Written problem:
Locate the string "COVID" in the listing below. Copy every line where it is found.
- - - -
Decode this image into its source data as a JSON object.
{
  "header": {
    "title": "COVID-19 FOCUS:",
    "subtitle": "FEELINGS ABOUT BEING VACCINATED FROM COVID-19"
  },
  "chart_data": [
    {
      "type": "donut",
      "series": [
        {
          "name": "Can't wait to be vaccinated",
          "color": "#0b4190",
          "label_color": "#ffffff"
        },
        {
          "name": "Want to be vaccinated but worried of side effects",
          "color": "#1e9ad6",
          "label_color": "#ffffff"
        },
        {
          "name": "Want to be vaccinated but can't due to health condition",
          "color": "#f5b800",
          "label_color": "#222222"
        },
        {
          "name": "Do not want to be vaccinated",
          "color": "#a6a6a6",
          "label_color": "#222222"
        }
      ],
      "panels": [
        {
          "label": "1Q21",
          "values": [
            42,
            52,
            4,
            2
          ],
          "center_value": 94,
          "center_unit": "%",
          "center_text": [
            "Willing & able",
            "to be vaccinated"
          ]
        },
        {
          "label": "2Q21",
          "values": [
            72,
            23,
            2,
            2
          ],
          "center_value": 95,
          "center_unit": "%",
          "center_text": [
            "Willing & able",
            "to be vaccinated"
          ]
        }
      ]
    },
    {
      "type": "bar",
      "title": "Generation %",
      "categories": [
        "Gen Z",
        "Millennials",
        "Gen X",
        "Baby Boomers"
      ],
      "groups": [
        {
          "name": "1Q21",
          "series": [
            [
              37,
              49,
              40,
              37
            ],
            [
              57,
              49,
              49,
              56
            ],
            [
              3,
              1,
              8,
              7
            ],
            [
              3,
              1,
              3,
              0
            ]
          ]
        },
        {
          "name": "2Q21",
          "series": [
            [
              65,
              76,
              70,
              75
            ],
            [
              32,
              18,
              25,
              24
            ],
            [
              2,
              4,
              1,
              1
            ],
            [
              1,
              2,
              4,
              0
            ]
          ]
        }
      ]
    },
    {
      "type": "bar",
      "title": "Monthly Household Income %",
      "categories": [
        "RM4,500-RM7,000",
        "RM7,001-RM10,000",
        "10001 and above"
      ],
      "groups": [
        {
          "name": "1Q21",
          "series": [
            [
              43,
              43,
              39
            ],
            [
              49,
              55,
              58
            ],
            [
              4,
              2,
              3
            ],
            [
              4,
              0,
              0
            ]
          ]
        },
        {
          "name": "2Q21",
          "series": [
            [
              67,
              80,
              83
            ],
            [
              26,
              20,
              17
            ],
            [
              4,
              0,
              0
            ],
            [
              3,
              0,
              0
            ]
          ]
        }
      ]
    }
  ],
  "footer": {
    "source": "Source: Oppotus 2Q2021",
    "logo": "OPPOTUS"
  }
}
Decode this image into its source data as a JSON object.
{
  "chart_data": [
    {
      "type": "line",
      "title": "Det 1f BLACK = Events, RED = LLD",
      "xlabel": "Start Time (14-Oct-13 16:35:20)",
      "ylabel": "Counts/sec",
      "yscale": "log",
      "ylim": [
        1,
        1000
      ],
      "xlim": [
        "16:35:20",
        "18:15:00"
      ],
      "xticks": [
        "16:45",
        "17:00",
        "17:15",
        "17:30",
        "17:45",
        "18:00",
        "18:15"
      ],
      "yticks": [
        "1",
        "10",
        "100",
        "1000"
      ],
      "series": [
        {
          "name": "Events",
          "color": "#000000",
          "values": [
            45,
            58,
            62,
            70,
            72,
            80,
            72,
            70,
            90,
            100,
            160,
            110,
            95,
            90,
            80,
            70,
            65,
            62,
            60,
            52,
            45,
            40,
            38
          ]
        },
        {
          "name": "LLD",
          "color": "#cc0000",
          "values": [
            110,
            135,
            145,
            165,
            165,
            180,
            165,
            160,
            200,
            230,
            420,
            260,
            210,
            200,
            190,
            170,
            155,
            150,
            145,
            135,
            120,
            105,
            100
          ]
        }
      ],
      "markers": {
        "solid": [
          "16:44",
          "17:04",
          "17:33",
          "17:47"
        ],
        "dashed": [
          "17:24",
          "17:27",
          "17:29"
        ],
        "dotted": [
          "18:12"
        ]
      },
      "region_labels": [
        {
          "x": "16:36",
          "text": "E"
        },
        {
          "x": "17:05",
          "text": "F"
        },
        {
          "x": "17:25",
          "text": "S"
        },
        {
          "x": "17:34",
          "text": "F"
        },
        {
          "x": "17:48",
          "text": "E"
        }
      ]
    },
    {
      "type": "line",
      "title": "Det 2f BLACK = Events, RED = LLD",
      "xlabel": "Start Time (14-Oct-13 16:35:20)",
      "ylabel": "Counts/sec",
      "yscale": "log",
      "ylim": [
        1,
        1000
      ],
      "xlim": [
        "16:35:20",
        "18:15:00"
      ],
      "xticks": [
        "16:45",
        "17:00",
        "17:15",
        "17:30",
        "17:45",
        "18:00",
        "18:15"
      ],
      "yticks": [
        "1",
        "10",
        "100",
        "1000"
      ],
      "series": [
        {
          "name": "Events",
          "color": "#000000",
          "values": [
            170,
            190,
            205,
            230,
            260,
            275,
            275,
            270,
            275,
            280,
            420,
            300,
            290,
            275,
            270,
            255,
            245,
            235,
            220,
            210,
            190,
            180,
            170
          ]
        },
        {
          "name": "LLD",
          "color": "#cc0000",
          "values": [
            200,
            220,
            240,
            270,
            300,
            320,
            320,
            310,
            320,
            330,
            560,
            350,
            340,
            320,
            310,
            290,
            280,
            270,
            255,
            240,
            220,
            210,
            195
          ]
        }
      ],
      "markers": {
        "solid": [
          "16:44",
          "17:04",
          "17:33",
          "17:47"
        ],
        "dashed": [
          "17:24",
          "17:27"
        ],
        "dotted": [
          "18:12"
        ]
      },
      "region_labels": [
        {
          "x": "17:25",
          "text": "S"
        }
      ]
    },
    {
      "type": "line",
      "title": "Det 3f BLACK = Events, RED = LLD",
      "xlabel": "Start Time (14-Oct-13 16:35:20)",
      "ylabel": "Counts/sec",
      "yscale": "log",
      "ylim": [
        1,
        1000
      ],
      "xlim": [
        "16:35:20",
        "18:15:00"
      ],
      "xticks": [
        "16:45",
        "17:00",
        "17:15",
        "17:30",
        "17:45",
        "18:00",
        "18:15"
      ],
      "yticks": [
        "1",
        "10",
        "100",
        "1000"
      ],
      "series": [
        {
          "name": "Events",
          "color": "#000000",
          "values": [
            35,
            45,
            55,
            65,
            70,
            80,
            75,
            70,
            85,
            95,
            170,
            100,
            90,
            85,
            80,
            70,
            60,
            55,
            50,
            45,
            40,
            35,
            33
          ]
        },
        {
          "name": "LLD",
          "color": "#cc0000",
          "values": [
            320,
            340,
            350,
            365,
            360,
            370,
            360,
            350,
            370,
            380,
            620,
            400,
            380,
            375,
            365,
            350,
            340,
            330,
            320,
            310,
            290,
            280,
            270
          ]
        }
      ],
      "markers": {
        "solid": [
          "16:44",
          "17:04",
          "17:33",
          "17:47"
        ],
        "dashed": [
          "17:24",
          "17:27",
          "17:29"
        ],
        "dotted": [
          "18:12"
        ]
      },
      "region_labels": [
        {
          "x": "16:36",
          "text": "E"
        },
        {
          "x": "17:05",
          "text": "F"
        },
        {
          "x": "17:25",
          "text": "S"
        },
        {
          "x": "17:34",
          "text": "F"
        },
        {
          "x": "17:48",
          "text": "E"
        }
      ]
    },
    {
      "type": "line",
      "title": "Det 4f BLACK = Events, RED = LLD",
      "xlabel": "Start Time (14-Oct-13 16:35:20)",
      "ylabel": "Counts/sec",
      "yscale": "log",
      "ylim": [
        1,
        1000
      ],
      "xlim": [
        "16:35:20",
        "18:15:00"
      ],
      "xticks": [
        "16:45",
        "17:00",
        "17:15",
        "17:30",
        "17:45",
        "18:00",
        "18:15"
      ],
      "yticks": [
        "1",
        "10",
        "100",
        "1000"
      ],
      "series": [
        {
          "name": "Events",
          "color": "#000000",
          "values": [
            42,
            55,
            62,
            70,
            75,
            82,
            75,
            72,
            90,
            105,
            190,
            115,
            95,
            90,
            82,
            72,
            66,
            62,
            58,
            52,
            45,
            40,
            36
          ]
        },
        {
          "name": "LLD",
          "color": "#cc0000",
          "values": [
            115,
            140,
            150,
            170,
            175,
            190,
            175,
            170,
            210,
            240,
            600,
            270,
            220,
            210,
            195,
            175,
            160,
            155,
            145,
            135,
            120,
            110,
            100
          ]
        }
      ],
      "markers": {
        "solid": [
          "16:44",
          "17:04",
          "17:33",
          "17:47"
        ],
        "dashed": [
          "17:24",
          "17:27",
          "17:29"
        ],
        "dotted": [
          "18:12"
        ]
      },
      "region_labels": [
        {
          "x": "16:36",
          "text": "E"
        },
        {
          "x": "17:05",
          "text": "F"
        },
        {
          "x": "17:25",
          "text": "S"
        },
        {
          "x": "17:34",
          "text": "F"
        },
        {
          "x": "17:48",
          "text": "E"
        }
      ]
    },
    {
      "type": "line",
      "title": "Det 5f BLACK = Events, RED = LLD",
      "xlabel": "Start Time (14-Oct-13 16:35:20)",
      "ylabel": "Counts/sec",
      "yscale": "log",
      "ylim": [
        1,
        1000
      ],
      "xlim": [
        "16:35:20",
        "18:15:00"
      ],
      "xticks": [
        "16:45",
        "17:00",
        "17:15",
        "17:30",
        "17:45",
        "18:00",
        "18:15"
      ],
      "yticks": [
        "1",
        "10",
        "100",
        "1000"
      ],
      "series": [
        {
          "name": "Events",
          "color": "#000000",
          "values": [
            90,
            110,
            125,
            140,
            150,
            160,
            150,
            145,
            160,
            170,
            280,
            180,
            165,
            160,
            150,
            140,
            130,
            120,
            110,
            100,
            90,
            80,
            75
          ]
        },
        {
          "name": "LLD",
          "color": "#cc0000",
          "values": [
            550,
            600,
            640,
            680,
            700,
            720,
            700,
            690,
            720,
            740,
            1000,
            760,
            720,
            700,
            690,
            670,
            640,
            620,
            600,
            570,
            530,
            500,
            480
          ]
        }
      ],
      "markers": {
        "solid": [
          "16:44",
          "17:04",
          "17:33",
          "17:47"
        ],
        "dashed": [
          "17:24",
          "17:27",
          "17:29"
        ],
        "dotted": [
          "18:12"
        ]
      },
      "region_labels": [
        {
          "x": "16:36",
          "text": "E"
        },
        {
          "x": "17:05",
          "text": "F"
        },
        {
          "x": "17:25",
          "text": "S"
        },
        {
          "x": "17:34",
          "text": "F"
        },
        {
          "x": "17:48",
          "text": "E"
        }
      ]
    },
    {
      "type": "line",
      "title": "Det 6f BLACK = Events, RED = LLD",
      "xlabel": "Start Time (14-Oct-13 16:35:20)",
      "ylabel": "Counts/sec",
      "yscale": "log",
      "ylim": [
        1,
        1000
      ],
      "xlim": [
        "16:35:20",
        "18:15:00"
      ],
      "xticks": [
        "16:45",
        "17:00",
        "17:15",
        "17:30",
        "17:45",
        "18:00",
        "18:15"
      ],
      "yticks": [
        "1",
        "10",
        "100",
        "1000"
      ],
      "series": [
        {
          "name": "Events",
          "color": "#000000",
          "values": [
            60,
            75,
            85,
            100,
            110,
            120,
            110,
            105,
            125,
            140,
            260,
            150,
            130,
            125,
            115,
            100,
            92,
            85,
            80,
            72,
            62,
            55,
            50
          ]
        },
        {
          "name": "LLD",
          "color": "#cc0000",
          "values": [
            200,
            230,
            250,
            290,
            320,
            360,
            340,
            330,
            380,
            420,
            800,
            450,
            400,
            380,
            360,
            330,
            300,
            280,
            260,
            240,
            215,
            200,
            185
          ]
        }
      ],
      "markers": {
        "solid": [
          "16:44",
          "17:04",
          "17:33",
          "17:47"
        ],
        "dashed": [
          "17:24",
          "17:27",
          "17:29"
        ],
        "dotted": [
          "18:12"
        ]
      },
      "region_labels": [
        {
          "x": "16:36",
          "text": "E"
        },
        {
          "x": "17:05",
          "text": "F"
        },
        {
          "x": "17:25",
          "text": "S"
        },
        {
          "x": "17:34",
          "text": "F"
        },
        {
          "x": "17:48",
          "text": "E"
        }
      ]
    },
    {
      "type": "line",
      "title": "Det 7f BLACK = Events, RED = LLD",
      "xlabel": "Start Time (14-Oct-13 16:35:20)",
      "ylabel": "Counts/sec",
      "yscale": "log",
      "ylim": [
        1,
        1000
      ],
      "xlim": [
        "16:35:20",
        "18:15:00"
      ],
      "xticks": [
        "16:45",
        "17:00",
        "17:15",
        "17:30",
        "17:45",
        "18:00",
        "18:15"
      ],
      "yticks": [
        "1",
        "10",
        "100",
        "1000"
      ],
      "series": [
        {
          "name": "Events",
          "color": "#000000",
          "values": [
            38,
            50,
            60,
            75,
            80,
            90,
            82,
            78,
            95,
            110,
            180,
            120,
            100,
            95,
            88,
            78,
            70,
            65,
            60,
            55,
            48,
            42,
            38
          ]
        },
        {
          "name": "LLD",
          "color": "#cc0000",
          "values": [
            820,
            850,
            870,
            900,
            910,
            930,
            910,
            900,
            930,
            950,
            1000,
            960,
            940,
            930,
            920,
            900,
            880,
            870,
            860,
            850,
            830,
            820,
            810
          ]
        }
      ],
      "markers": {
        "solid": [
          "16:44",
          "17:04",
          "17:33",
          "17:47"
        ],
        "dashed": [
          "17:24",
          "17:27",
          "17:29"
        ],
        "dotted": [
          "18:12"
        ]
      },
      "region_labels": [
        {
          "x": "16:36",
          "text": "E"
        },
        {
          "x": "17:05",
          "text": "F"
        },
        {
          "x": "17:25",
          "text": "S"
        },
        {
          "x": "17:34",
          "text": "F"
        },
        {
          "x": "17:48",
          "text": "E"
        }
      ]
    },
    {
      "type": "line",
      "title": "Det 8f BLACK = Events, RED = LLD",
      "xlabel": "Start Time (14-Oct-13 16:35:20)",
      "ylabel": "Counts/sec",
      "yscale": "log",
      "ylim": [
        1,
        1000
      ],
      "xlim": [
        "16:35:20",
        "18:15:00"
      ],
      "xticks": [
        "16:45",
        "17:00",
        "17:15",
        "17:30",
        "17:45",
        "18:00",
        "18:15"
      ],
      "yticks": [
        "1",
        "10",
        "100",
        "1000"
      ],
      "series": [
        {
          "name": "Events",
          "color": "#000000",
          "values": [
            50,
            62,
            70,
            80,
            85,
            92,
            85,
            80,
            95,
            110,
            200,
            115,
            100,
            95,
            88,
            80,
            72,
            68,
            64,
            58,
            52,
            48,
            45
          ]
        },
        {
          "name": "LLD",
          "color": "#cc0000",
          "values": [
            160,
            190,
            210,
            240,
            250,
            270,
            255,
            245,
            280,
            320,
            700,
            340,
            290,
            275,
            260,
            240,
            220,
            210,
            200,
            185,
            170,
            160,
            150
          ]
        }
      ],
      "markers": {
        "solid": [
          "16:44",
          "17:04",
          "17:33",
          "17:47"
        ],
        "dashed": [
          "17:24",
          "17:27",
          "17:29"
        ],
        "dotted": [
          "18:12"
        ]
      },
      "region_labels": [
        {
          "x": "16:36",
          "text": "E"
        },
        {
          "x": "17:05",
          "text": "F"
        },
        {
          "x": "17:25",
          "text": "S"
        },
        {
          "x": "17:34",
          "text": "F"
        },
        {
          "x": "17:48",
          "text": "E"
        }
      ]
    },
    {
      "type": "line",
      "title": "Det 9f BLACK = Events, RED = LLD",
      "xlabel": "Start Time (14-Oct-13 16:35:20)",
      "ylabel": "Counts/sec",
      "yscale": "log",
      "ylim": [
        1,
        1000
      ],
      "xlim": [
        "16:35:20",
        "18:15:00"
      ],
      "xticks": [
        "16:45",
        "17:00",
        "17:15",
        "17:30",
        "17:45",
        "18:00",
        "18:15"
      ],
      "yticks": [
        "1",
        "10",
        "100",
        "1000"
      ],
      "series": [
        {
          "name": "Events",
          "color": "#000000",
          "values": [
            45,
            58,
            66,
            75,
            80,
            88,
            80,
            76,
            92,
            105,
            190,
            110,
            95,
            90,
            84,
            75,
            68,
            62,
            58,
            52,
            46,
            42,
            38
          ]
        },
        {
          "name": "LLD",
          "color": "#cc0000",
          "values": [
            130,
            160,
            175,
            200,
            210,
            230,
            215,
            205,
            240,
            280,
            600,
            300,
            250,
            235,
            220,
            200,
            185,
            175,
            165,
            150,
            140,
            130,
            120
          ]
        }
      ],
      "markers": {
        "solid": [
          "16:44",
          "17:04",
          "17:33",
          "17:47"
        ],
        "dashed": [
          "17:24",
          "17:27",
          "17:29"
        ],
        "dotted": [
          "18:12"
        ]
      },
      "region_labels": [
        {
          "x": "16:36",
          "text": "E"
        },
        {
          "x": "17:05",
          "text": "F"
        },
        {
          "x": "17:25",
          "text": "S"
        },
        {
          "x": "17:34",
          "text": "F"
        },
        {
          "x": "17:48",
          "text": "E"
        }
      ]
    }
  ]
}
- - - -
Problem solution:
    "title": "COVID-19 FOCUS:",
    "subtitle": "FEELINGS ABOUT BEING VACCINATED FROM COVID-19"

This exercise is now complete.